[start of Provided data]

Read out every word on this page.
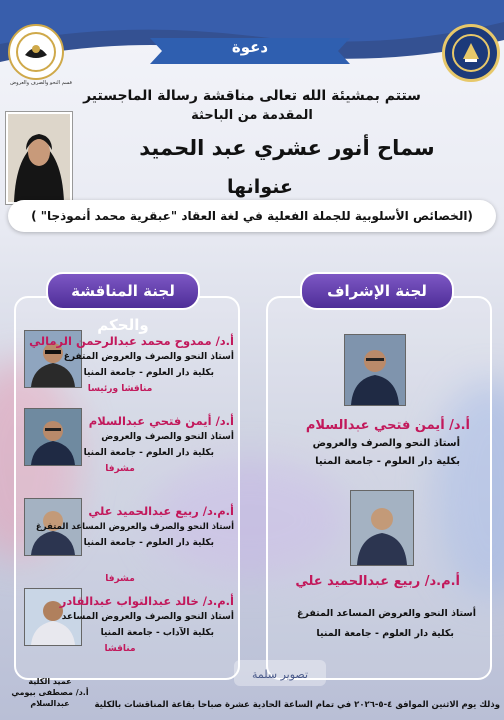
قسم النحو والصرف والعروض
دعوة
ستتم بمشيئة الله تعالى مناقشة رسالة الماجستير
المقدمة من الباحثة
سماح أنور عشري عبد الحميد
عنوانها
(الخصائص الأسلوبية للجملة الفعلية في لغة العقاد "عبقرية محمد أنموذجا" )
لجنة المناقشة والحكم
أ.د/ ممدوح محمد عبدالرحمن الرمالي
أستاذ النحو والصرف والعروض المتفرغ
بكلية دار العلوم - جامعة المنيا
مناقشا ورئيسا
أ.د/ أيمن فتحي عبدالسلام
أستاذ النحو والصرف والعروض
بكلية دار العلوم - جامعة المنيا
مشرفا
أ.م.د/ ربيع عبدالحميد علي
أستاذ النحو والصرف والعروض المساعد المتفرغ
بكلية دار العلوم - جامعة المنيا
مشرفا
أ.م.د/ خالد عبدالتواب عبدالقادر
أستاذ النحو والصرف والعروض المساعد
بكلية الآداب - جامعة المنيا
مناقشا
لجنة الإشراف
أ.د/ أيمن فتحي عبدالسلام
أستاذ النحو والصرف والعروض
بكلية دار العلوم - جامعة المنيا
أ.م.د/ ربيع عبدالحميد علي
أستاذ النحو والعروض المساعد المتفرغ
بكلية دار العلوم - جامعة المنيا
تصوير سلمة
عميد الكلية
أ.د/ مصطفى بيومي عبدالسلام	وذلك يوم الاثنين الموافق ٤-٥-٢٠٢٦ في تمام الساعة الحادية عشرة صباحا بقاعة المناقشات بالكلية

[end of Provided data]

Find the word "المتفرغ" in the data and copy out each line where it turns up.

أستاذ النحو والصرف والعروض المتفرغ
أستاذ النحو والصرف والعروض المساعد المتفرغ
أستاذ النحو والعروض المساعد المتفرغ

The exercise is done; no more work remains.